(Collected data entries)
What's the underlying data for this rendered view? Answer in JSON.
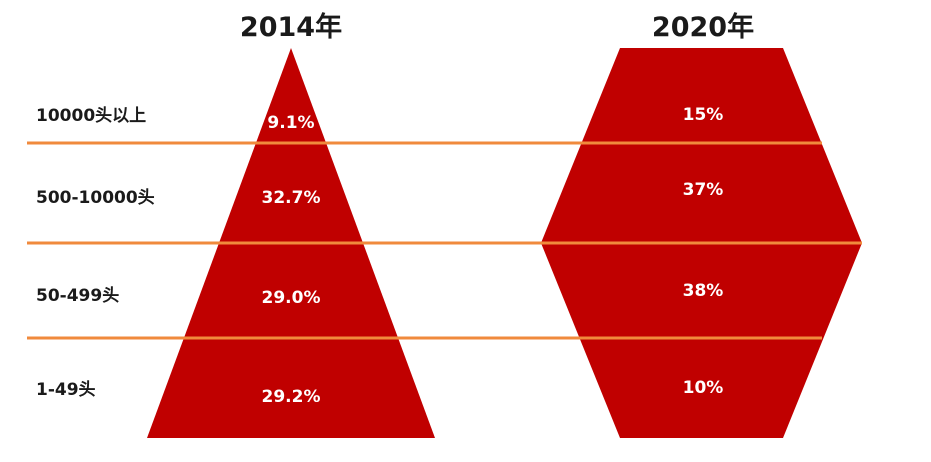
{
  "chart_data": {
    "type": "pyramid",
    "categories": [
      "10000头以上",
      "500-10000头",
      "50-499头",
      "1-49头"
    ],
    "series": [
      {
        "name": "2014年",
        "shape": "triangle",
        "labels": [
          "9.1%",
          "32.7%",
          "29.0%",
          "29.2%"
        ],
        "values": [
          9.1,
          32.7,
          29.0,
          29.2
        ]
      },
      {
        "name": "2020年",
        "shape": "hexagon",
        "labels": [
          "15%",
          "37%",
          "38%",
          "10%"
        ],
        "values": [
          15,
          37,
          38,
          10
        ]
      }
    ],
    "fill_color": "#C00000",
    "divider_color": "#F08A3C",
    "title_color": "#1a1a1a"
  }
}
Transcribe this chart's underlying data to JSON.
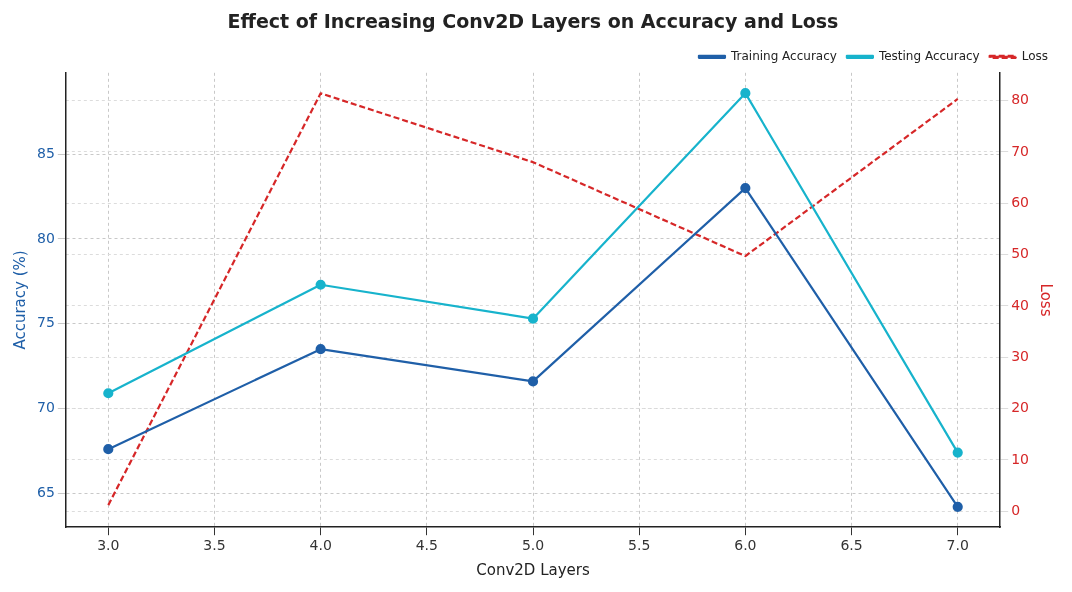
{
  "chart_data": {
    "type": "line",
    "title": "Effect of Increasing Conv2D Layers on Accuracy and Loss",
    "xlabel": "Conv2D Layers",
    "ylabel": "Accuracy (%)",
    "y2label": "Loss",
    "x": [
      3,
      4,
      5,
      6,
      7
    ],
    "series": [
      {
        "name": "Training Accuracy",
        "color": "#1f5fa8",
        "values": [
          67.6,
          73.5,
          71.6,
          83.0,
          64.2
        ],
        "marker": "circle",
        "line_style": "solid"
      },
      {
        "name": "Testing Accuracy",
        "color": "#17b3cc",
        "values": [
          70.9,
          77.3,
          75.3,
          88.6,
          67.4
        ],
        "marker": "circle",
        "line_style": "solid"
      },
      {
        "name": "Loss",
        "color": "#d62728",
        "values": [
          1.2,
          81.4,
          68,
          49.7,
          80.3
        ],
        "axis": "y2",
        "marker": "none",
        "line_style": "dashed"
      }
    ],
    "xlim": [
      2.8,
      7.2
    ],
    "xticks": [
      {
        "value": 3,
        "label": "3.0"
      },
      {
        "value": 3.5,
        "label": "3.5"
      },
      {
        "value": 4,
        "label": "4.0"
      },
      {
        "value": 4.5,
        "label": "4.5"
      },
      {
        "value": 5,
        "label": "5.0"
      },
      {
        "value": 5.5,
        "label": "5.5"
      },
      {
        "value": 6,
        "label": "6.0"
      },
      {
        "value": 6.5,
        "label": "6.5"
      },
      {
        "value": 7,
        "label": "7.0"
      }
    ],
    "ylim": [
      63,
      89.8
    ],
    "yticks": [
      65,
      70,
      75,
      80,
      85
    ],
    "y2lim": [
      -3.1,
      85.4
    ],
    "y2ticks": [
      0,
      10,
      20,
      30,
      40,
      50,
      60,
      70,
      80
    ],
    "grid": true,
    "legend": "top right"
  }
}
* * *
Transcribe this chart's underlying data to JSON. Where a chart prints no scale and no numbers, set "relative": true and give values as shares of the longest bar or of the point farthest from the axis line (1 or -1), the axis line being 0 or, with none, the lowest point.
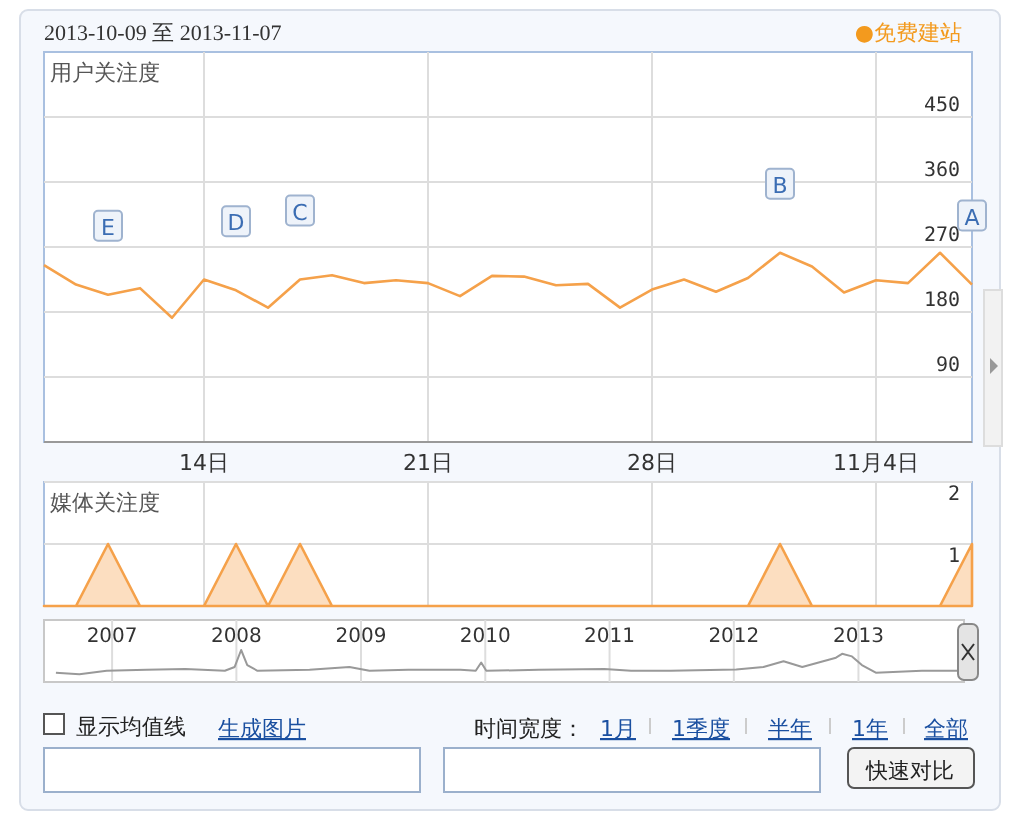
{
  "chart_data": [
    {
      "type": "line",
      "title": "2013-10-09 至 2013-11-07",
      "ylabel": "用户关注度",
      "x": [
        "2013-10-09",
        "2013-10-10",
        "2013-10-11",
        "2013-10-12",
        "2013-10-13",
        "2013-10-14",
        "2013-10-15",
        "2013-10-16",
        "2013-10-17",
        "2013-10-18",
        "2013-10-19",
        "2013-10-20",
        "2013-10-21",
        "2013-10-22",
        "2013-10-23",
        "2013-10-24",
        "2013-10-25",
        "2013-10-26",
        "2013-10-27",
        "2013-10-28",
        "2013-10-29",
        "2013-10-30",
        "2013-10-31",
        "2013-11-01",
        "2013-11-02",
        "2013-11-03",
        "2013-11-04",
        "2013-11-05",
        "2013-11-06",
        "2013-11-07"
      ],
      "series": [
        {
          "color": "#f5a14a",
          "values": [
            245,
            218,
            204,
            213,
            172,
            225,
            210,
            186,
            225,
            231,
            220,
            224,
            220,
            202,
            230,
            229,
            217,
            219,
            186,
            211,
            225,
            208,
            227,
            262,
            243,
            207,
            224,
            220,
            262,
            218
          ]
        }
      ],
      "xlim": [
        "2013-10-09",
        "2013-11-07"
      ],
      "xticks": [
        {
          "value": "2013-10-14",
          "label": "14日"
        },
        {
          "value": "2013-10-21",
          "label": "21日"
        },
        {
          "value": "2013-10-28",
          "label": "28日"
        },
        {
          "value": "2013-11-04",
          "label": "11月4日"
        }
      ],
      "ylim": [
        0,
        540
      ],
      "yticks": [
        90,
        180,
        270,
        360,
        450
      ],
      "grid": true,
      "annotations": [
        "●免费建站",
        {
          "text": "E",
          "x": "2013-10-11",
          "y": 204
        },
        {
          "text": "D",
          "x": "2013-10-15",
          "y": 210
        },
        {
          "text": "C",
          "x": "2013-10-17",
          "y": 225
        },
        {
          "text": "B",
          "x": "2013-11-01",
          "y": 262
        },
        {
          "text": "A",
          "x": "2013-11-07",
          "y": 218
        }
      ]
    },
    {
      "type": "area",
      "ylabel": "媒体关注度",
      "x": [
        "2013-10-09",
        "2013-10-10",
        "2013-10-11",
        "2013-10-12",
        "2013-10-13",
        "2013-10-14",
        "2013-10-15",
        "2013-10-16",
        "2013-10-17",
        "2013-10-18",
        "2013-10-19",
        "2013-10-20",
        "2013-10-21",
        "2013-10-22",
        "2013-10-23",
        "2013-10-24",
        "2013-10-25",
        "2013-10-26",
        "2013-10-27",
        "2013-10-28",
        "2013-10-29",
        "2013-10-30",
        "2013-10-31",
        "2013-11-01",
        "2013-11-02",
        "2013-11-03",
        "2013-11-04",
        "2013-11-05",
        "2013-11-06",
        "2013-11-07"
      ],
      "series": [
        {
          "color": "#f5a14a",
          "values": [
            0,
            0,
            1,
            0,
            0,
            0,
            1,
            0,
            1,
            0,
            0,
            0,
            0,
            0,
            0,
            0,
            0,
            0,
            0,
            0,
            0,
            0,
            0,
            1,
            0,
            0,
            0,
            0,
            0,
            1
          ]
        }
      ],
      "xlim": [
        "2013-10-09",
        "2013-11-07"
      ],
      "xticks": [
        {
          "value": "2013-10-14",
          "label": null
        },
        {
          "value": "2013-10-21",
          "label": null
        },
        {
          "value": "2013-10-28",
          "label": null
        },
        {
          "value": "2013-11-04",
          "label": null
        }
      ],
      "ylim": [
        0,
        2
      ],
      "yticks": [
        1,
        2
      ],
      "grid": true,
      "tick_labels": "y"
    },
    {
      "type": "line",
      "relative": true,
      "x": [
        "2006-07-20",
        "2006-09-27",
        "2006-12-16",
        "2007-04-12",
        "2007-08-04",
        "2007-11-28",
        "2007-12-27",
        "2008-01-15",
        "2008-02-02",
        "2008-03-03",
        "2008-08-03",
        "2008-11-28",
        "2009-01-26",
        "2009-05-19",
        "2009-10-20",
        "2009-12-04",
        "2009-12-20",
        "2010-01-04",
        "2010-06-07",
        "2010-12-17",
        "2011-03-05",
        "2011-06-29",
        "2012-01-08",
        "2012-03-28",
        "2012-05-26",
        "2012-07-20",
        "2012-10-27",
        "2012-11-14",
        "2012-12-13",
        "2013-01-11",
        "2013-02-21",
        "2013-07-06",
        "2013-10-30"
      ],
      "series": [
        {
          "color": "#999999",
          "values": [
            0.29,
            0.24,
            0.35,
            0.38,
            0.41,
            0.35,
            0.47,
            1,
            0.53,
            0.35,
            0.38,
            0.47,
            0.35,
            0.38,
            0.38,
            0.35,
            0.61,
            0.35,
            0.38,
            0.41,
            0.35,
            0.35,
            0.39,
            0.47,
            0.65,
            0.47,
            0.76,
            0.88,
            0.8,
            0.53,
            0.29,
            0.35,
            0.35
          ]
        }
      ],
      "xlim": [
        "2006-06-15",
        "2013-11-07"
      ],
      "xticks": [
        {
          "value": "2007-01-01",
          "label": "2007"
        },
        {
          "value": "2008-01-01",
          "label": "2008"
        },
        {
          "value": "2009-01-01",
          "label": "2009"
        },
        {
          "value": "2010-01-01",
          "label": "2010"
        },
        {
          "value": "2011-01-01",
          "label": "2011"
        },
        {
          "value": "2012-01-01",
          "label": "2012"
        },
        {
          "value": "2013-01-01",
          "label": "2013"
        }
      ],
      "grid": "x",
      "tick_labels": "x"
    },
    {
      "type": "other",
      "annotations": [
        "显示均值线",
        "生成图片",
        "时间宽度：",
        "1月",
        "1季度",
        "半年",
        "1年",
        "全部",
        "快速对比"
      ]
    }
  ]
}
* * *
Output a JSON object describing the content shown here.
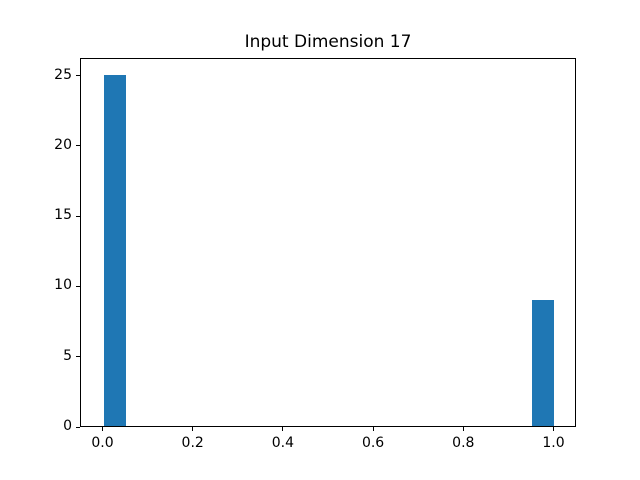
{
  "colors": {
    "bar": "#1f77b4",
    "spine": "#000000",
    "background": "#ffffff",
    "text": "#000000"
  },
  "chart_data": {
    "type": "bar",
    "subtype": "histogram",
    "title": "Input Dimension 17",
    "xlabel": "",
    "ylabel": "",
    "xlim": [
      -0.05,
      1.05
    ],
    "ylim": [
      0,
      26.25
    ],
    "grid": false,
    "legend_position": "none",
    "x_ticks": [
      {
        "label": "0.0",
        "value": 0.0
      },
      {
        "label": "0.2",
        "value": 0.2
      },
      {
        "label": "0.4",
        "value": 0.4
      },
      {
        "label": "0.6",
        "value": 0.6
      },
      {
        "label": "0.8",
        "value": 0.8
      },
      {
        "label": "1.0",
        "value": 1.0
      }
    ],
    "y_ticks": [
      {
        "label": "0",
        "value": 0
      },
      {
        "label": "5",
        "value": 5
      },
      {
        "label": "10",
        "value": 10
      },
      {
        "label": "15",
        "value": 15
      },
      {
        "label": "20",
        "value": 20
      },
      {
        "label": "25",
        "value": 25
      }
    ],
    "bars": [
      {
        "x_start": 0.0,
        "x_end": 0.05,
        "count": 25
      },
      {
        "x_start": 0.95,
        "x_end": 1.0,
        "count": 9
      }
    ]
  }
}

What is asked: Show all lines from the data above in which the word "axis" appears.

Written answer:
        "axis": "y2",
Transcribe this chart's underlying data to JSON. Where a chart prints no scale and no numbers, set "relative": true and give values as shares of the longest bar or of the point farthest from the axis line (1 or -1), the axis line being 0 or, with none, the lowest point.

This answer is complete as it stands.